> _Selected text_:

Don't try to rewrite the whole multiprocessing library again. I think you can use any of multiprocessing.Pool methods depending on your needs - if this is a batch job you can even use the synchronous multiprocessing.Pool.map() - only instead of pushing to input queue, you need to write a generator that yields input to the threads.

Return whichever expression returns first

I have two different functions f, and g that compute the same result with different algorithms. Sometimes one or the other takes a long time while the other terminates quickly. I want to create a new function that runs each simultaneously and then returns the result from the first that finishes.
I want to create that function with a higher order function
h = firstresult(f, g)
What is the best way to accomplish this in Python?
I suspect that the solution involves threading. I'd like to avoid discussion of the GIL.
I would simply use a Queue for this. Start the threads and the first one which has a result ready writes to the queue.
Code
from threading import Thread
from time import sleep
from Queue import Queue
def firstresult(*functions):
queue = Queue()
threads = []
for f in functions:
def thread_main():
queue.put(f())
thread = Thread(target=thread_main)
threads.append(thread)
thread.start()
result = queue.get()
return result
def slow():
sleep(1)
return 42
def fast():
return 0
if __name__ == '__main__':
print firstresult(slow, fast)
Live demo
http://ideone.com/jzzZX2
Notes
Stopping the threads is an entirely different topic. For this you need to add some state variable to the threads which needs to be checked in regular intervals. As I want to keep this example short I simply assumed that part and assumed that all workers get the time to finish their work even though the result is never read.
Skipping the discussion about the Gil as requested by the questioner. ;-)
Now - unlike my suggestion on the other answer, this piece of code does exactly what you are requesting:
from multiprocessing import Process, Queue
import random
import time
def firstresult(func1, func2):
queue = Queue()
proc1 = Process(target=func1,args=(queue,))

Dataset excerpts
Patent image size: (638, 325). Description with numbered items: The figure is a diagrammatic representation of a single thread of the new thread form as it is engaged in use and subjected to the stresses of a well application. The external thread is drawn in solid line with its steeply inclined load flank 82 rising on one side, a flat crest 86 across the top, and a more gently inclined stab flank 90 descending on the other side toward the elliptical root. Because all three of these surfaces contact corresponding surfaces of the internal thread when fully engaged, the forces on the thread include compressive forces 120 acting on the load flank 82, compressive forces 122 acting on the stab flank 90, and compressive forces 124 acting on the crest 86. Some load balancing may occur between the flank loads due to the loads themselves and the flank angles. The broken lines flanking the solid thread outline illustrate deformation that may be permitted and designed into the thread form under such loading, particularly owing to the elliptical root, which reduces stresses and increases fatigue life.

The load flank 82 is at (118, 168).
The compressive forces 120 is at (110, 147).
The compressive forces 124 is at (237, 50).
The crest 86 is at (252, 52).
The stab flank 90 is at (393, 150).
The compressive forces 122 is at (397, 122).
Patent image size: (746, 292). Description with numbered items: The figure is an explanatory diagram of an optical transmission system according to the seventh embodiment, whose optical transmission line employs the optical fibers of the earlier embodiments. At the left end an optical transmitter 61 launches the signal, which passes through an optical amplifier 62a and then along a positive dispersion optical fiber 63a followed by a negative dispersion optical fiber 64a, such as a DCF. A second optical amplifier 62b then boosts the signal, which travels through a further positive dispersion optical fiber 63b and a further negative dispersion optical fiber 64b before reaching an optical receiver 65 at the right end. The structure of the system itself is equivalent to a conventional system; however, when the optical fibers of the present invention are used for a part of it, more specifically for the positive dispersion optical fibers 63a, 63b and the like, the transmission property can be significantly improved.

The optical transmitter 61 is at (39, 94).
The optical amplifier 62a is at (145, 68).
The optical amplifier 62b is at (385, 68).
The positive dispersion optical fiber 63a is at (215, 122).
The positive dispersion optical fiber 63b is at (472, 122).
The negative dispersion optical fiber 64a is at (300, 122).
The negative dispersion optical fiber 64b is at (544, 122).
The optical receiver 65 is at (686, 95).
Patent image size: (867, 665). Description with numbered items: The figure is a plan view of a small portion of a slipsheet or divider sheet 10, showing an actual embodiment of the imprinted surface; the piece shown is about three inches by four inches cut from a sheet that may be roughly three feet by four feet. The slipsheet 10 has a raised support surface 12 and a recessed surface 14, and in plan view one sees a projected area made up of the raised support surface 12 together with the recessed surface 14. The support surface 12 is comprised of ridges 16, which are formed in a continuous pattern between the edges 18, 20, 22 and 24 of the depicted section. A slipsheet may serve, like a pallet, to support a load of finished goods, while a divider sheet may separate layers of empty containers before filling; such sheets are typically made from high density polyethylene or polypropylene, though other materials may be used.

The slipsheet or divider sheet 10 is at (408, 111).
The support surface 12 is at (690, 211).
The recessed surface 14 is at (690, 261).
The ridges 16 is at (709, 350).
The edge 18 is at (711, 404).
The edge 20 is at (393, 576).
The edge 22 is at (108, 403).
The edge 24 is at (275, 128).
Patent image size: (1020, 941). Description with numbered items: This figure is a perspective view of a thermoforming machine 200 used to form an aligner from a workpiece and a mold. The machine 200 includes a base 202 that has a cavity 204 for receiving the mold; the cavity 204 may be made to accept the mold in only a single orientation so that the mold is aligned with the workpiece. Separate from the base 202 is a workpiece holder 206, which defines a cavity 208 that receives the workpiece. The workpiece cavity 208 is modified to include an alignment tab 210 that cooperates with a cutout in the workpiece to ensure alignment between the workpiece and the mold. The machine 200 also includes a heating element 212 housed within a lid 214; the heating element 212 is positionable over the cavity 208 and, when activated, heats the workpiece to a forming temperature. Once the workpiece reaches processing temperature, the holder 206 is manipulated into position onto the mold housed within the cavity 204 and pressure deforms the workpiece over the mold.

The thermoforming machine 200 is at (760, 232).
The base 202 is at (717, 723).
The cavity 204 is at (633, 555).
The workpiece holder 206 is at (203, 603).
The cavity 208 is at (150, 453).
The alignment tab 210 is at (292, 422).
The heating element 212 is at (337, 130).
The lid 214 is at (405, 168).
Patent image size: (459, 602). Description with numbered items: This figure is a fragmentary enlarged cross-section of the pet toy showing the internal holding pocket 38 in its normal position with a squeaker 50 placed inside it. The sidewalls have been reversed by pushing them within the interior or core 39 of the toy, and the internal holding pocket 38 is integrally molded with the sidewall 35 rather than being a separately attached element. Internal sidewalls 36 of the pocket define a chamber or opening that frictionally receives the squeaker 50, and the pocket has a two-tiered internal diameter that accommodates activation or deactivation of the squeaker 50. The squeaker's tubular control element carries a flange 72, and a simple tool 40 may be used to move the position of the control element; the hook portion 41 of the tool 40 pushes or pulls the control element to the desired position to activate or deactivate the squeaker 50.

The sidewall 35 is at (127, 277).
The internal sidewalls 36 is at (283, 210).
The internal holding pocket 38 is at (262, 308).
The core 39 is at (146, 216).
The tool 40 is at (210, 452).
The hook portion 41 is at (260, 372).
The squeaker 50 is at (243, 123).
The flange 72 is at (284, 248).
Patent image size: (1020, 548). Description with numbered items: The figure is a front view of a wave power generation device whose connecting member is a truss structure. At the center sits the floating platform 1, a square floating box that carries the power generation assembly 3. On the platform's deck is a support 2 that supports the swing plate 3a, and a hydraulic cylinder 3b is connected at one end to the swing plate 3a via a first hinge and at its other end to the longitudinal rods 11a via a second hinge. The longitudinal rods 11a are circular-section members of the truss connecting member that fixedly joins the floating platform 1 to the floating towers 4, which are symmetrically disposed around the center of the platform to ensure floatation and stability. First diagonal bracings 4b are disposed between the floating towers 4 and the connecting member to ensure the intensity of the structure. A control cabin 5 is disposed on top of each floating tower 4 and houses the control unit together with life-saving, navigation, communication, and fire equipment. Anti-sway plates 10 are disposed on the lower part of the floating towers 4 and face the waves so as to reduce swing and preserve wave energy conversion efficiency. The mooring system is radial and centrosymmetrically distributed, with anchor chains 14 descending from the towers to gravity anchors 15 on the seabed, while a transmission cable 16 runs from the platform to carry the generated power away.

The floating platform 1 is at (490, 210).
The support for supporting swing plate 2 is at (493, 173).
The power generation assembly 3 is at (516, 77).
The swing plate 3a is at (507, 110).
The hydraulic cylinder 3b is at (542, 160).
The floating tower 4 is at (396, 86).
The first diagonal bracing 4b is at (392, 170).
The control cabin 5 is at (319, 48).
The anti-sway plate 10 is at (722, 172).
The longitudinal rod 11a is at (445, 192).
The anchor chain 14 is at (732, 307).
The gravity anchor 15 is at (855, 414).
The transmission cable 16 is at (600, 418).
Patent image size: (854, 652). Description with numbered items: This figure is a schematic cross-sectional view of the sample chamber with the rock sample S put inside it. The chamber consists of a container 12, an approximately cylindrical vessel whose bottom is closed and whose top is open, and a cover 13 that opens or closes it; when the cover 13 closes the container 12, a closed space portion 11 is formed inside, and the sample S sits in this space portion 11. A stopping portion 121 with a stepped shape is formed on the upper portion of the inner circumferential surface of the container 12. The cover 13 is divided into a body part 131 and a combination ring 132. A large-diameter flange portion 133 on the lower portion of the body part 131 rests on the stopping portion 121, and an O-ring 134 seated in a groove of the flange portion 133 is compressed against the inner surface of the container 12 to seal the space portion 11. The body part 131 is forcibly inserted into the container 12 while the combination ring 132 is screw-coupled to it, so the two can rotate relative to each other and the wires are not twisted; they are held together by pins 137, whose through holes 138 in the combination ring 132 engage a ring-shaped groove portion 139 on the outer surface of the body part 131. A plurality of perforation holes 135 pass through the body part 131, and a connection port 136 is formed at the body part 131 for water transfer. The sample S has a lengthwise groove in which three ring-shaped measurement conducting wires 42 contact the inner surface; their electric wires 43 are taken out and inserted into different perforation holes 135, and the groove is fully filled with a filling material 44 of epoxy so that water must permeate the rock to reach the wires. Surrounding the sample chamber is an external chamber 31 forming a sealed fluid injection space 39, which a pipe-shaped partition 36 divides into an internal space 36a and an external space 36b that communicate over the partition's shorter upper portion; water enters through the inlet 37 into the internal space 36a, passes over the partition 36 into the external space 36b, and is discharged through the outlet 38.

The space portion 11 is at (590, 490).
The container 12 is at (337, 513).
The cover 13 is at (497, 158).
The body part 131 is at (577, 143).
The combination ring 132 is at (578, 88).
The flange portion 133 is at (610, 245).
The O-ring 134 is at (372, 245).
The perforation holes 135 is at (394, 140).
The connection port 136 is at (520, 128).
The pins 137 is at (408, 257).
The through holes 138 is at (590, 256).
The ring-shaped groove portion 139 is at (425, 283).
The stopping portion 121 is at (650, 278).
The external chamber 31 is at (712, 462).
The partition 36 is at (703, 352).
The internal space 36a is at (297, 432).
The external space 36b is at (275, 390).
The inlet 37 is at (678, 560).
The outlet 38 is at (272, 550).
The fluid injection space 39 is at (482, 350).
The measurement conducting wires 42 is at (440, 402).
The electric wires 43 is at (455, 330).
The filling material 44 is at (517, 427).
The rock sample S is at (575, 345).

> _Required action 1_:
For each statement, say whether it agrees with the text about returning whichever function finishes first, giving yes or no and quoting the deciding words of the text: (a) The questioner wants the answers to cover the GIL. (b) The first answer advises writing a generator that yields input instead of pushing to an input queue. (c) The Queue-based answer assumes every worker gets time to finish its work.
> _Required action 2_:
Carry on the text about returning whichever function finishes first, starting after its final line of code.
The dataset excerpts are separate material with no connection to the text about returning the first result.

> _Answer box 1_:
(a) No: "I'd like to avoid discussion of the GIL."
(b) Yes: "you need to write a generator that yields input to the threads"
(c) Yes: "assumed that all workers get the time to finish their work even though the result is never read"

> _Answer box 2_:
proc2 = Process(target=func2, args=(queue,))
proc1.start();proc2.start()
result = queue.get()
proc1.terminate(); proc2.terminate()
return result
def algo1(queue):
time.sleep(random.uniform(0,1))
queue.put("algo 1")
def algo2(queue):
time.sleep(random.uniform(0,1))
queue.put("algo 2")
print firstresult(algo1, algo2)
Run each function in a new worker thread, the 2 worker threads send the result back to the main thread in a 1 item queue or something similar. When the main thread receives the result from the winner, it kills (do python threads support kill yet? lol.) both worker threads to avoid wasting time (one function may take hours while the other only takes a second).
Replace the word thread with process if you want.
You will need to run each function in another process (with multiprocessing) or in a different thread.
If both are CPU bound, multithread won help much - exactly due to the GIL -
so multiprocessing is the way.
If the return value is a pickleable (serializable) object, I have this decorator I created that simply runs the function in background, in another process:
https://bitbucket.org/jsbueno/lelo/src
It is not exactly what you want - as both are non-blocking and start executing right away. The tirck with this decorator is that it blocks (and waits for the function to complete) as when you try to use the return value.
But on the other hand - it is just a decorator that does all the work.